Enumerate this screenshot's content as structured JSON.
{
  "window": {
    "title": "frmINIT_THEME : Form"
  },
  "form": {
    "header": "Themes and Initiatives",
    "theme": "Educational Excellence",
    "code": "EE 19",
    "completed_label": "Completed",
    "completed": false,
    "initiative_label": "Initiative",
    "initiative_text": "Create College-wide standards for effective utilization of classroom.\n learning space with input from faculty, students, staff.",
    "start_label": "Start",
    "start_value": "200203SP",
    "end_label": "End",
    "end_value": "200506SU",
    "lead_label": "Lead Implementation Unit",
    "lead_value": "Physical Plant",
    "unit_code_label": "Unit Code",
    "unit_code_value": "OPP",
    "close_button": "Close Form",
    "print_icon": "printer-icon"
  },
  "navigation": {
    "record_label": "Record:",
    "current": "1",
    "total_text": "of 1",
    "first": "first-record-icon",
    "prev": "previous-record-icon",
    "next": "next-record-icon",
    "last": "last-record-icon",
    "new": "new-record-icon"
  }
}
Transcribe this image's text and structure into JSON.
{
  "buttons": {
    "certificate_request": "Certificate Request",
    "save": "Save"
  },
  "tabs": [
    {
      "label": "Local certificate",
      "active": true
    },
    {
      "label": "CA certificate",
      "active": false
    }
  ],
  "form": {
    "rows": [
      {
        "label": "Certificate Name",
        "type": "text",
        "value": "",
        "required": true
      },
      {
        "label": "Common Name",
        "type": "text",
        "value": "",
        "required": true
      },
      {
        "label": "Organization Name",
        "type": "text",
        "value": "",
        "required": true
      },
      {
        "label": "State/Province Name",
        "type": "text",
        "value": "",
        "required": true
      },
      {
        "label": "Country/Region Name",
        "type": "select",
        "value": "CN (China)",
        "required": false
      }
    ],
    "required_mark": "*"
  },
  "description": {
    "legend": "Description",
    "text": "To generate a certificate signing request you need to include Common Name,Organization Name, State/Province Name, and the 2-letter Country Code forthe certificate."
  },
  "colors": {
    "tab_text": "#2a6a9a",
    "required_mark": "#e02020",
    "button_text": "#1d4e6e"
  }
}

= = = =

What you need to do:
Output the full listing without altering anything.

Worked answer:
Enumerate this screenshot's content as structured JSON.
{
  "window": {
    "title": "frmINIT_THEME : Form"
  },
  "form": {
    "header": "Themes and Initiatives",
    "theme": "Educational Excellence",
    "code": "EE 19",
    "completed_label": "Completed",
    "completed": false,
    "initiative_label": "Initiative",
    "initiative_text": "Create College-wide standards for effective utilization of classroom.\n learning space with input from faculty, students, staff.",
    "start_label": "Start",
    "start_value": "200203SP",
    "end_label": "End",
    "end_value": "200506SU",
    "lead_label": "Lead Implementation Unit",
    "lead_value": "Physical Plant",
    "unit_code_label": "Unit Code",
    "unit_code_value": "OPP",
    "close_button": "Close Form",
    "print_icon": "printer-icon"
  },
  "navigation": {
    "record_label": "Record:",
    "current": "1",
    "total_text": "of 1",
    "first": "first-record-icon",
    "prev": "previous-record-icon",
    "next": "next-record-icon",
    "last": "last-record-icon",
    "new": "new-record-icon"
  }
}
Transcribe this image's text and structure into JSON.
{
  "buttons": {
    "certificate_request": "Certificate Request",
    "save": "Save"
  },
  "tabs": [
    {
      "label": "Local certificate",
      "active": true
    },
    {
      "label": "CA certificate",
      "active": false
    }
  ],
  "form": {
    "rows": [
      {
        "label": "Certificate Name",
        "type": "text",
        "value": "",
        "required": true
      },
      {
        "label": "Common Name",
        "type": "text",
        "value": "",
        "required": true
      },
      {
        "label": "Organization Name",
        "type": "text",
        "value": "",
        "required": true
      },
      {
        "label": "State/Province Name",
        "type": "text",
        "value": "",
        "required": true
      },
      {
        "label": "Country/Region Name",
        "type": "select",
        "value": "CN (China)",
        "required": false
      }
    ],
    "required_mark": "*"
  },
  "description": {
    "legend": "Description",
    "text": "To generate a certificate signing request you need to include Common Name,Organization Name, State/Province Name, and the 2-letter Country Code forthe certificate."
  },
  "colors": {
    "tab_text": "#2a6a9a",
    "required_mark": "#e02020",
    "button_text": "#1d4e6e"
  }
}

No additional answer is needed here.